**What you need to do:**
1. In the issue page, what column type and constraints does the planned migration give to file_count?
2. Copy from the issue page the stretch from "Update in a" through "Subtasks 1 (0 open1 closed)".

**Text section:**
Project

General

Profile

Actions

Idea #14484

closed

[API Server] Return collection size and number of files in collection record

Added by Tom Morris about 6 years ago. Updated about 3 years ago.

Status:
Resolved
Priority:
Normal
Assigned To:
Eric Biagiotti
Category:
-
Target version:
Start date:
03/28/2019
Due date:
Story points:
1.0
Release relationship:
Auto

Description

Add database columns (file_count, file_size_total?)

Update in a migration (avoid updating too many rows in a single transaction -- see #13752, af1125bd1)

Use sum of listed file sizes (as opposed to sum of sizes of distinct blocks, etc.)


Subtasks 1 (0 open1 closed)

Task #14897: Review 14484-collection-record-updateClosedLucas Di Pentima03/28/2019Actions

Related issues 1 (0 open1 closed)

Related to Arvados - Idea #15093: Work with Ops to decide best DB migration strategy for collection file count & sizeResolvedWard VandewegeActions
Actions #1

Updated by Tom Morris about 6 years ago

  • Status changed from New to In Progress
Actions #2

Updated by Tom Clegg about 6 years ago

  • Description updated (diff)
Actions #3

Updated by Peter Amstutz almost 6 years ago

  • Status changed from In Progress to New
  • Target version changed from To Be Groomed to Arvados Future Sprints
  • Story points set to 1.0
Actions #4

Updated by Tom Morris almost 6 years ago

  • Target version changed from Arvados Future Sprints to 2019-03-13 Sprint
Actions #5

Updated by Eric Biagiotti almost 6 years ago

  • Assigned To set to Eric Biagiotti
Actions #6

Updated by Tom Morris almost 6 years ago

  • Release set to 15
Actions #7

Updated by Eric Biagiotti almost 6 years ago

  • Target version changed from 2019-03-13 Sprint to 2019-03-27 Sprint
Actions #8

Updated by Eric Biagiotti almost 6 years ago

  • Status changed from New to In Progress
Actions #9

Updated by Eric Biagiotti almost 6 years ago

Approach:

  • Create a migration that will create the columns file_count, file_size_total and populate them with the number of files in the collection (integer DEFAULT 0 NOT NULL) and the sum of the files listed sizes (decimal DEFAULT 0.0 NOT NULL) respectively.

**Excerpted data:**
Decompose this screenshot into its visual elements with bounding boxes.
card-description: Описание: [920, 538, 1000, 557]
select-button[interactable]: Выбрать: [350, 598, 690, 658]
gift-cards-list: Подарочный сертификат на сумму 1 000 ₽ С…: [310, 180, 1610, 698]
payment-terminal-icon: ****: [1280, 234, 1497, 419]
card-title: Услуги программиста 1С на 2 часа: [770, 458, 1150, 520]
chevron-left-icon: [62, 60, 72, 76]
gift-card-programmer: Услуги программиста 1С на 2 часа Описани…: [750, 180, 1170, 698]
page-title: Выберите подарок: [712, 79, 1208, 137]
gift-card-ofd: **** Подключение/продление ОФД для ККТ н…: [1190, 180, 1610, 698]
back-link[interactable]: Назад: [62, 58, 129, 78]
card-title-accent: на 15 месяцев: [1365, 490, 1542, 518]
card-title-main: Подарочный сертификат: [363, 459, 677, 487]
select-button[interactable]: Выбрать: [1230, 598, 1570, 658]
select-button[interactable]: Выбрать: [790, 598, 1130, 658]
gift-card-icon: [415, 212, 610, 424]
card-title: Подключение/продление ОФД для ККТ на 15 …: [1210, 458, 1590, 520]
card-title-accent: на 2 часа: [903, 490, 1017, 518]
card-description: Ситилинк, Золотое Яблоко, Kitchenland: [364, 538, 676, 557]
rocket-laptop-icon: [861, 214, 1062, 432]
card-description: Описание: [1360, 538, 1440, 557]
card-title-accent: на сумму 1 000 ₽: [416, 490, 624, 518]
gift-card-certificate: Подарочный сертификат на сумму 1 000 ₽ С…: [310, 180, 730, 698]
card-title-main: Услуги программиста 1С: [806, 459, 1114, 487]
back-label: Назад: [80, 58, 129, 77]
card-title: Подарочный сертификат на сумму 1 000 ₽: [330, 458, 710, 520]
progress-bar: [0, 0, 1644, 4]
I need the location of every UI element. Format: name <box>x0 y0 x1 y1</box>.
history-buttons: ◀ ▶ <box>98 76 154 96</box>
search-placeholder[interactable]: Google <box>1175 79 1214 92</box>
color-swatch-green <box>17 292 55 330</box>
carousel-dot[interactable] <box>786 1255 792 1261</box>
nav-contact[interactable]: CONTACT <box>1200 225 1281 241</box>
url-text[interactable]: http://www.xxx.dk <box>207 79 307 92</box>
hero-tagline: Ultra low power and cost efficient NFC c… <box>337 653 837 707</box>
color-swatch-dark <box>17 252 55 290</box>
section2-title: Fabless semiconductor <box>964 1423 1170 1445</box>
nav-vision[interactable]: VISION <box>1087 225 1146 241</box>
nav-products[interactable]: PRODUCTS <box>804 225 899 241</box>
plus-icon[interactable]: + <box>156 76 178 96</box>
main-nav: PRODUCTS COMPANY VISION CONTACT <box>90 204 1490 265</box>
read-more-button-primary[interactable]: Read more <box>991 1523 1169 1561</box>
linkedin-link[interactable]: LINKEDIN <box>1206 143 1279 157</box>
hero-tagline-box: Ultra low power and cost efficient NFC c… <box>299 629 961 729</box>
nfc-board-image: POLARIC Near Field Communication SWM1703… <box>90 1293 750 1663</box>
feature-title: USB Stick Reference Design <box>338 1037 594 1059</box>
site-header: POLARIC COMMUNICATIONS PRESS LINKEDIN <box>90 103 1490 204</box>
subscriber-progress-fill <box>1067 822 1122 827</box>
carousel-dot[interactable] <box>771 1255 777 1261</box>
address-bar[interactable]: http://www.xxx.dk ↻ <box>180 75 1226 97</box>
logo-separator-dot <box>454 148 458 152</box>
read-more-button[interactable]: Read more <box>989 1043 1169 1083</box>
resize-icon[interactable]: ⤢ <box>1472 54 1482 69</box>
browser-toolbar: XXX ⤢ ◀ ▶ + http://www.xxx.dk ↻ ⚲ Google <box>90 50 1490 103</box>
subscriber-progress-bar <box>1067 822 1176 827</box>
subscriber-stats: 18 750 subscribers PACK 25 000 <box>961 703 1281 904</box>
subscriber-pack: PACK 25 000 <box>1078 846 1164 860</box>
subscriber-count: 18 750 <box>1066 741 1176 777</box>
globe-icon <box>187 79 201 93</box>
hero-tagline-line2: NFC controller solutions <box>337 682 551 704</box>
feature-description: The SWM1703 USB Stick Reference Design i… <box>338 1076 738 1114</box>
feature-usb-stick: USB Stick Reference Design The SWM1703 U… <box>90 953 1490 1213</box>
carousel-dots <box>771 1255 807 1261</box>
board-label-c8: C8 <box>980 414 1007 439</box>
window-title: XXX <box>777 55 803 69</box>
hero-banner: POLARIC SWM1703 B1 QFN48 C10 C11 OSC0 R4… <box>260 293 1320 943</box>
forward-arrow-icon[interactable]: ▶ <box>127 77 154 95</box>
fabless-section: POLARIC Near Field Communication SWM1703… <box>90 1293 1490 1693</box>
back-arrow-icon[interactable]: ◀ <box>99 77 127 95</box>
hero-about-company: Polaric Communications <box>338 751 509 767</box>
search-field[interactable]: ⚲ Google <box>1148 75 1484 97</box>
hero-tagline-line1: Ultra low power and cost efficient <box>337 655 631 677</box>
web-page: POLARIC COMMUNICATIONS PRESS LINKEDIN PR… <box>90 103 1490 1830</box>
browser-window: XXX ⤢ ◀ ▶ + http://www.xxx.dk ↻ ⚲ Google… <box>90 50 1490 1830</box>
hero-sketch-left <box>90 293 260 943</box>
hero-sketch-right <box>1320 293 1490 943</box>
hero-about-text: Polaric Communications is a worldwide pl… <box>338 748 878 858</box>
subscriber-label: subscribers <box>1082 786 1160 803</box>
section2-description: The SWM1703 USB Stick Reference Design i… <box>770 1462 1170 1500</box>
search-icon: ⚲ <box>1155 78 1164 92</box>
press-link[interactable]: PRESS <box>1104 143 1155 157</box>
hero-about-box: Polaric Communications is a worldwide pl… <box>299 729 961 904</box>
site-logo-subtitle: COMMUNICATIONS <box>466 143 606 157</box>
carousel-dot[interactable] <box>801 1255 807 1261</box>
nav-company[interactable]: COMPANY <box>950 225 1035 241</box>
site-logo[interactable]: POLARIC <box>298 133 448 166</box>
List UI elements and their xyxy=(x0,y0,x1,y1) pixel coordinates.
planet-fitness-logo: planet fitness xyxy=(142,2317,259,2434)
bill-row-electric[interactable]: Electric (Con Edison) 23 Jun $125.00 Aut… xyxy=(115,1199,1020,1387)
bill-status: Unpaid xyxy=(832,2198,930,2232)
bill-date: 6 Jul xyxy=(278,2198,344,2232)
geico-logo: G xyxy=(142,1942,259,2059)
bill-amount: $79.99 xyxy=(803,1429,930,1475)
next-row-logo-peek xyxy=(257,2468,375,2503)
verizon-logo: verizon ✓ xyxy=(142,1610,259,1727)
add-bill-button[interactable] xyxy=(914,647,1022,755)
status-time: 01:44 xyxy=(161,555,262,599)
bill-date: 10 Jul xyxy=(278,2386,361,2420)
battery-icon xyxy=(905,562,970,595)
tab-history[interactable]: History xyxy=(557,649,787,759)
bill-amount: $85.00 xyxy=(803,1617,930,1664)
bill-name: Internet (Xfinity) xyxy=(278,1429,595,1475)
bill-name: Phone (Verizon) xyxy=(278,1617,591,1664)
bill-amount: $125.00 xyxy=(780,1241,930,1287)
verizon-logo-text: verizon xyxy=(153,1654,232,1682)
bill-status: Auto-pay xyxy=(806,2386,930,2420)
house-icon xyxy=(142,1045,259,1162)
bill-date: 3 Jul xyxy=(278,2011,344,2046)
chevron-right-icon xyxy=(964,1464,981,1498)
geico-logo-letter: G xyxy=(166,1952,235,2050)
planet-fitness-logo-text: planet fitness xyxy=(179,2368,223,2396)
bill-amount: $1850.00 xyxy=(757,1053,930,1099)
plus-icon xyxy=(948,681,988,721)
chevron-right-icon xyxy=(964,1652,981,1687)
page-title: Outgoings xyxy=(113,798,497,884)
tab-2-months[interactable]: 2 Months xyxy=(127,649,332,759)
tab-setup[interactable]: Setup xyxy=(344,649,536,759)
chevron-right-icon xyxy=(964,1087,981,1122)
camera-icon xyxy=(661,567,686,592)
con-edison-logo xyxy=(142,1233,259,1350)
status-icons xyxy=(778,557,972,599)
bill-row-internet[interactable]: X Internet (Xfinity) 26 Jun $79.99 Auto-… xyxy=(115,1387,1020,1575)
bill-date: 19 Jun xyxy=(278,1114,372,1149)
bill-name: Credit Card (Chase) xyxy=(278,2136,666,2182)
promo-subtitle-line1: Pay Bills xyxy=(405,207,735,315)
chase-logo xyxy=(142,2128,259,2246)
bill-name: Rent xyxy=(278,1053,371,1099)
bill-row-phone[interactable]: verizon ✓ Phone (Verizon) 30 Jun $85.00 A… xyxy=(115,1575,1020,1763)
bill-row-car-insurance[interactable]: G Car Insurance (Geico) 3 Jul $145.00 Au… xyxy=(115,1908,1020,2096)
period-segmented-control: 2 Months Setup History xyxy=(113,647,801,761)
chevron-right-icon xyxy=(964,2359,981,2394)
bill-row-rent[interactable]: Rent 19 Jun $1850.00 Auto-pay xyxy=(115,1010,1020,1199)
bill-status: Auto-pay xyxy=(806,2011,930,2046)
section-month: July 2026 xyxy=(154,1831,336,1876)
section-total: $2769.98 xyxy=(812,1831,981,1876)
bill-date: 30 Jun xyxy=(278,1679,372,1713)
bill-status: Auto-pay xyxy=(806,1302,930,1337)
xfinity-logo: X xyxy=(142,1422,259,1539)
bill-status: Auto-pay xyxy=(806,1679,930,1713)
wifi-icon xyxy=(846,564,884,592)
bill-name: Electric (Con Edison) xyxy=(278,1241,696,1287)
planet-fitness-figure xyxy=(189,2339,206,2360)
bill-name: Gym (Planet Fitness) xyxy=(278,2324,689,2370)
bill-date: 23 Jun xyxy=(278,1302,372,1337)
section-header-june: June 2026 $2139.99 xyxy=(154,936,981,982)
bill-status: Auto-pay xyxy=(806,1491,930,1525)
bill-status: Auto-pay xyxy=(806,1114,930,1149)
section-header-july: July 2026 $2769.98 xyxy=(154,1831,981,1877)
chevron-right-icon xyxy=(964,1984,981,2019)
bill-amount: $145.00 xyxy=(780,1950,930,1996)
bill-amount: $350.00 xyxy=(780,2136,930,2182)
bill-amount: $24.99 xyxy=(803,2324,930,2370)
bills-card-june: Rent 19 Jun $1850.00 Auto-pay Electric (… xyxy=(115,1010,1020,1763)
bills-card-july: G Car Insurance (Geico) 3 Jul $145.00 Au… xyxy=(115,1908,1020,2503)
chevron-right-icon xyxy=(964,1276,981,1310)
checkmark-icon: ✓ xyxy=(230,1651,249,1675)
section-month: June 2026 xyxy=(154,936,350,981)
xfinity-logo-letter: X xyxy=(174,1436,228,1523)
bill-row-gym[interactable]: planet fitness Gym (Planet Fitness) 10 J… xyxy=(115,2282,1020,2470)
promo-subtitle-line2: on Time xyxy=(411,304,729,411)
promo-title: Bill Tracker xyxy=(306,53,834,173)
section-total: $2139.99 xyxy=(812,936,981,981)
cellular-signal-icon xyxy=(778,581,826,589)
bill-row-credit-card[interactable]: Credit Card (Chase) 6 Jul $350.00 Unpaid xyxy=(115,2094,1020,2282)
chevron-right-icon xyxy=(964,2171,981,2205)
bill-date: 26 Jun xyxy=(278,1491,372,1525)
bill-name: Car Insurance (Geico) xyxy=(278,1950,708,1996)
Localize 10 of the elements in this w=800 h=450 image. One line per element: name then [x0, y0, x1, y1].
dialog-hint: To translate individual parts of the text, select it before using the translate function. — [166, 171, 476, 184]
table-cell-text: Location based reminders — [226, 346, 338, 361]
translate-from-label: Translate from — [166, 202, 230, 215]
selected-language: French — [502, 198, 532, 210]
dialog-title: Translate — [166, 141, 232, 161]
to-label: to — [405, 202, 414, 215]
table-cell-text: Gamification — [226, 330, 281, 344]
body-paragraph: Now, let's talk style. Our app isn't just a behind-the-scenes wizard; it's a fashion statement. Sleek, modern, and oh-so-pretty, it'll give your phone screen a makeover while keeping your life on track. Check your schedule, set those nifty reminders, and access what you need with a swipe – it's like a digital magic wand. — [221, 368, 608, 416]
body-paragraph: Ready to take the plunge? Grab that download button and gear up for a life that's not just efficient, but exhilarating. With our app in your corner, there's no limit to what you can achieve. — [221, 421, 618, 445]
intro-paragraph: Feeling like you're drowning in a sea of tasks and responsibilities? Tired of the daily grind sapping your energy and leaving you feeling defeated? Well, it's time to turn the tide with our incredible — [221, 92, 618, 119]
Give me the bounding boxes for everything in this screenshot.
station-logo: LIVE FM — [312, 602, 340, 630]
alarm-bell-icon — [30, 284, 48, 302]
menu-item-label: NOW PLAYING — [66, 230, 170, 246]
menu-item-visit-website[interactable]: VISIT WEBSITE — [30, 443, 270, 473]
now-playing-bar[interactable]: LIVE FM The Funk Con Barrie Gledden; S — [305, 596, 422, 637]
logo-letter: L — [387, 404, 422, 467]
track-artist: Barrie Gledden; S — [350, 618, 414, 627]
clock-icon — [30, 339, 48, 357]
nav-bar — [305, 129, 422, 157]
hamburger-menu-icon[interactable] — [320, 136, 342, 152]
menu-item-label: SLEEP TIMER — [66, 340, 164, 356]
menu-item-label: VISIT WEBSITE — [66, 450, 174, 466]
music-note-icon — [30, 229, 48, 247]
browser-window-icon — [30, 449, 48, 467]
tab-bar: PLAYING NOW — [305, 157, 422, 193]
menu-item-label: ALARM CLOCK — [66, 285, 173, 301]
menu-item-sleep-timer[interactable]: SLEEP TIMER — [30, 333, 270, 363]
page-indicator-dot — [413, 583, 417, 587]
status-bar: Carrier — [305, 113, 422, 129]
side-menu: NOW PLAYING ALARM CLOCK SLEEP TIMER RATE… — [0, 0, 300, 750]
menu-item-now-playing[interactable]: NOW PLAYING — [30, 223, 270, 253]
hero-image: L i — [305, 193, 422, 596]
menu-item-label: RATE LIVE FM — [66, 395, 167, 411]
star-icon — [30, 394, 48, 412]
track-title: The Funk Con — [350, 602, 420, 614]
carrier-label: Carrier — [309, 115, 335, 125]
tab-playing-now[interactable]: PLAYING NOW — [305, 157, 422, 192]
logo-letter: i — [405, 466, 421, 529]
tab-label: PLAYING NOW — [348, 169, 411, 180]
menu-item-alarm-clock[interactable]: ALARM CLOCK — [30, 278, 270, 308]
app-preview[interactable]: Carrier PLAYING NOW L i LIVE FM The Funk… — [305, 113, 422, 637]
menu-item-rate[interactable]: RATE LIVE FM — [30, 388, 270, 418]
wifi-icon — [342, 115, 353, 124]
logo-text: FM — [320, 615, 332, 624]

**Responses to the tasks:**
1. integer DEFAULT 0 NOT NULL

2.
Update in a migration (avoid updating too many rows in a single transaction -- see #13752, af1125bd1)

Use sum of listed file sizes (as opposed to sum of sizes of distinct blocks, etc.)


Subtasks 1 (0 open1 closed)